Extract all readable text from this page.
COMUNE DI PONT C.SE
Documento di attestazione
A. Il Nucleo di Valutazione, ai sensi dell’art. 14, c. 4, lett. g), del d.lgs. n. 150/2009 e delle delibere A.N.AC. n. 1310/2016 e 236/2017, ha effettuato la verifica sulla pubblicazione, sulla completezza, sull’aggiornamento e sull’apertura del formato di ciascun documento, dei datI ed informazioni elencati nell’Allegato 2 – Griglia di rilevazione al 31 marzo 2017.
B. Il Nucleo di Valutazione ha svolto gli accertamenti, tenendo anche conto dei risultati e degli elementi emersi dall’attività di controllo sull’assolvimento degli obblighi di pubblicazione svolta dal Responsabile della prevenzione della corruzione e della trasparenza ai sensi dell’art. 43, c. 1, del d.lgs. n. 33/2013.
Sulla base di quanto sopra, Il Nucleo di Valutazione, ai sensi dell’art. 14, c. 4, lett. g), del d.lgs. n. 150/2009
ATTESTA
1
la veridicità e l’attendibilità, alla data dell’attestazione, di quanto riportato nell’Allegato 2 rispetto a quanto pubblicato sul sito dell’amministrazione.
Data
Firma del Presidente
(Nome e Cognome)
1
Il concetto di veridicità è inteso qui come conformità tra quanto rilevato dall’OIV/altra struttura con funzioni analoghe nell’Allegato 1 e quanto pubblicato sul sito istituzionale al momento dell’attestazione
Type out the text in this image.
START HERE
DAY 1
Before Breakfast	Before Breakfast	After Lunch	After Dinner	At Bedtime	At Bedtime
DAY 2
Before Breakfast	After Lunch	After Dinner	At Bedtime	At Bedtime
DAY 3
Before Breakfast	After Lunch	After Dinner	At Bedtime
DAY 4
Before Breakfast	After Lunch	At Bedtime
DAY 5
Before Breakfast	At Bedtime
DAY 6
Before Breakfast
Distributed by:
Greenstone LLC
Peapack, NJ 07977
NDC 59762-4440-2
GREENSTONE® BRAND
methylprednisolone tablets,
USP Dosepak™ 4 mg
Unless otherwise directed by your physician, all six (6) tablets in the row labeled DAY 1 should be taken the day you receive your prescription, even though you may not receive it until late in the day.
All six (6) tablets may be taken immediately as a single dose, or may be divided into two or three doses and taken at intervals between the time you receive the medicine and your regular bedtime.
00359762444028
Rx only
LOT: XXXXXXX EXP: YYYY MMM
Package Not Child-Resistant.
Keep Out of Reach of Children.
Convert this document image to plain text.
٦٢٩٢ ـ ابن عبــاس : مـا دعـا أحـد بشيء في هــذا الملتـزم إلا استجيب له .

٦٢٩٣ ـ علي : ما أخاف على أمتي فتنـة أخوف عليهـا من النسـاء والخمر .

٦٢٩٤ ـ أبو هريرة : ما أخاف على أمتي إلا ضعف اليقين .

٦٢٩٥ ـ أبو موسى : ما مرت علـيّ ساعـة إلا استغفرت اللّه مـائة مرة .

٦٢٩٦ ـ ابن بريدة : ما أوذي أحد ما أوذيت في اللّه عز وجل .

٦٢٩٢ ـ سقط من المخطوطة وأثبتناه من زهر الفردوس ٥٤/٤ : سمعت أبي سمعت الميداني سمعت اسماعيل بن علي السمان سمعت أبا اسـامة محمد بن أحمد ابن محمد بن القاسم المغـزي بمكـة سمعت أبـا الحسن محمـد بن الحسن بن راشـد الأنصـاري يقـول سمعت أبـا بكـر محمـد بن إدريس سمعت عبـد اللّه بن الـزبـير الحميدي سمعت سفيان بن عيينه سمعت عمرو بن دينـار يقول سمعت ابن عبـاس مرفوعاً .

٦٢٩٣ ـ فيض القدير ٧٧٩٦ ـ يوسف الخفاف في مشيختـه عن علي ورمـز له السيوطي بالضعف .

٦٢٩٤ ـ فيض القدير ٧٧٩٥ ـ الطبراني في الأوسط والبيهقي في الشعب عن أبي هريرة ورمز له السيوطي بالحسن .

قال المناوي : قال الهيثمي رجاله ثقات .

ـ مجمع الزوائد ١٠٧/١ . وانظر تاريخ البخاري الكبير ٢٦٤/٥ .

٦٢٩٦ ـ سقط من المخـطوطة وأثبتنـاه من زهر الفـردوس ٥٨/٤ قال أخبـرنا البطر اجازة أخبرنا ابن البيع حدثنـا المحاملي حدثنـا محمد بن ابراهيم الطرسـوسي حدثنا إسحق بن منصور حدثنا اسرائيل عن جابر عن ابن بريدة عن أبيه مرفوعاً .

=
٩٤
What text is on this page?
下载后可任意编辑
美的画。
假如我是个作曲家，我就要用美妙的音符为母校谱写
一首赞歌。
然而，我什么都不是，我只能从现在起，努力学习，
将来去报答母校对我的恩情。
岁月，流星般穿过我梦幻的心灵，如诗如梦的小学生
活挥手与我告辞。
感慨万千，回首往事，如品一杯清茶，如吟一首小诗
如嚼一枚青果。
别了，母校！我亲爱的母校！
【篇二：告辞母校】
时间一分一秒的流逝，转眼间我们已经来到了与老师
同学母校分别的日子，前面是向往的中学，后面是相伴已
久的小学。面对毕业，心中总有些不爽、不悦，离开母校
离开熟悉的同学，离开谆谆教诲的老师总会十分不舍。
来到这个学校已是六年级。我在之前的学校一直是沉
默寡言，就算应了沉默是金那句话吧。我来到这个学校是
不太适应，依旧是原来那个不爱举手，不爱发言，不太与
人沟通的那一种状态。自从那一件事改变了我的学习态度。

-------

Work instructions - Using the data above, print every record exactly as shown.

Worked solution -
Extract all readable text from this page.
COMUNE DI PONT C.SE
Documento di attestazione
A. Il Nucleo di Valutazione, ai sensi dell’art. 14, c. 4, lett. g), del d.lgs. n. 150/2009 e delle delibere A.N.AC. n. 1310/2016 e 236/2017, ha effettuato la verifica sulla pubblicazione, sulla completezza, sull’aggiornamento e sull’apertura del formato di ciascun documento, dei datI ed informazioni elencati nell’Allegato 2 – Griglia di rilevazione al 31 marzo 2017.
B. Il Nucleo di Valutazione ha svolto gli accertamenti, tenendo anche conto dei risultati e degli elementi emersi dall’attività di controllo sull’assolvimento degli obblighi di pubblicazione svolta dal Responsabile della prevenzione della corruzione e della trasparenza ai sensi dell’art. 43, c. 1, del d.lgs. n. 33/2013.
Sulla base di quanto sopra, Il Nucleo di Valutazione, ai sensi dell’art. 14, c. 4, lett. g), del d.lgs. n. 150/2009
ATTESTA
1
la veridicità e l’attendibilità, alla data dell’attestazione, di quanto riportato nell’Allegato 2 rispetto a quanto pubblicato sul sito dell’amministrazione.
Data
Firma del Presidente
(Nome e Cognome)
1
Il concetto di veridicità è inteso qui come conformità tra quanto rilevato dall’OIV/altra struttura con funzioni analoghe nell’Allegato 1 e quanto pubblicato sul sito istituzionale al momento dell’attestazione
Type out the text in this image.
START HERE
DAY 1
Before Breakfast	Before Breakfast	After Lunch	After Dinner	At Bedtime	At Bedtime
DAY 2
Before Breakfast	After Lunch	After Dinner	At Bedtime	At Bedtime
DAY 3
Before Breakfast	After Lunch	After Dinner	At Bedtime
DAY 4
Before Breakfast	After Lunch	At Bedtime
DAY 5
Before Breakfast	At Bedtime
DAY 6
Before Breakfast
Distributed by:
Greenstone LLC
Peapack, NJ 07977
NDC 59762-4440-2
GREENSTONE® BRAND
methylprednisolone tablets,
USP Dosepak™ 4 mg
Unless otherwise directed by your physician, all six (6) tablets in the row labeled DAY 1 should be taken the day you receive your prescription, even though you may not receive it until late in the day.
All six (6) tablets may be taken immediately as a single dose, or may be divided into two or three doses and taken at intervals between the time you receive the medicine and your regular bedtime.
00359762444028
Rx only
LOT: XXXXXXX EXP: YYYY MMM
Package Not Child-Resistant.
Keep Out of Reach of Children.
Convert this document image to plain text.
٦٢٩٢ ـ ابن عبــاس : مـا دعـا أحـد بشيء في هــذا الملتـزم إلا استجيب له .

٦٢٩٣ ـ علي : ما أخاف على أمتي فتنـة أخوف عليهـا من النسـاء والخمر .

٦٢٩٤ ـ أبو هريرة : ما أخاف على أمتي إلا ضعف اليقين .

٦٢٩٥ ـ أبو موسى : ما مرت علـيّ ساعـة إلا استغفرت اللّه مـائة مرة .

٦٢٩٦ ـ ابن بريدة : ما أوذي أحد ما أوذيت في اللّه عز وجل .

٦٢٩٢ ـ سقط من المخطوطة وأثبتناه من زهر الفردوس ٥٤/٤ : سمعت أبي سمعت الميداني سمعت اسماعيل بن علي السمان سمعت أبا اسـامة محمد بن أحمد ابن محمد بن القاسم المغـزي بمكـة سمعت أبـا الحسن محمـد بن الحسن بن راشـد الأنصـاري يقـول سمعت أبـا بكـر محمـد بن إدريس سمعت عبـد اللّه بن الـزبـير الحميدي سمعت سفيان بن عيينه سمعت عمرو بن دينـار يقول سمعت ابن عبـاس مرفوعاً .

٦٢٩٣ ـ فيض القدير ٧٧٩٦ ـ يوسف الخفاف في مشيختـه عن علي ورمـز له السيوطي بالضعف .

٦٢٩٤ ـ فيض القدير ٧٧٩٥ ـ الطبراني في الأوسط والبيهقي في الشعب عن أبي هريرة ورمز له السيوطي بالحسن .

قال المناوي : قال الهيثمي رجاله ثقات .

ـ مجمع الزوائد ١٠٧/١ . وانظر تاريخ البخاري الكبير ٢٦٤/٥ .

٦٢٩٦ ـ سقط من المخـطوطة وأثبتنـاه من زهر الفـردوس ٥٨/٤ قال أخبـرنا البطر اجازة أخبرنا ابن البيع حدثنـا المحاملي حدثنـا محمد بن ابراهيم الطرسـوسي حدثنا إسحق بن منصور حدثنا اسرائيل عن جابر عن ابن بريدة عن أبيه مرفوعاً .

=
٩٤
What text is on this page?
下载后可任意编辑
美的画。
假如我是个作曲家，我就要用美妙的音符为母校谱写
一首赞歌。
然而，我什么都不是，我只能从现在起，努力学习，
将来去报答母校对我的恩情。
岁月，流星般穿过我梦幻的心灵，如诗如梦的小学生
活挥手与我告辞。
感慨万千，回首往事，如品一杯清茶，如吟一首小诗
如嚼一枚青果。
别了，母校！我亲爱的母校！
【篇二：告辞母校】
时间一分一秒的流逝，转眼间我们已经来到了与老师
同学母校分别的日子，前面是向往的中学，后面是相伴已
久的小学。面对毕业，心中总有些不爽、不悦，离开母校
离开熟悉的同学，离开谆谆教诲的老师总会十分不舍。
来到这个学校已是六年级。我在之前的学校一直是沉
默寡言，就算应了沉默是金那句话吧。我来到这个学校是
不太适应，依旧是原来那个不爱举手，不爱发言，不太与
人沟通的那一种状态。自从那一件事改变了我的学习态度。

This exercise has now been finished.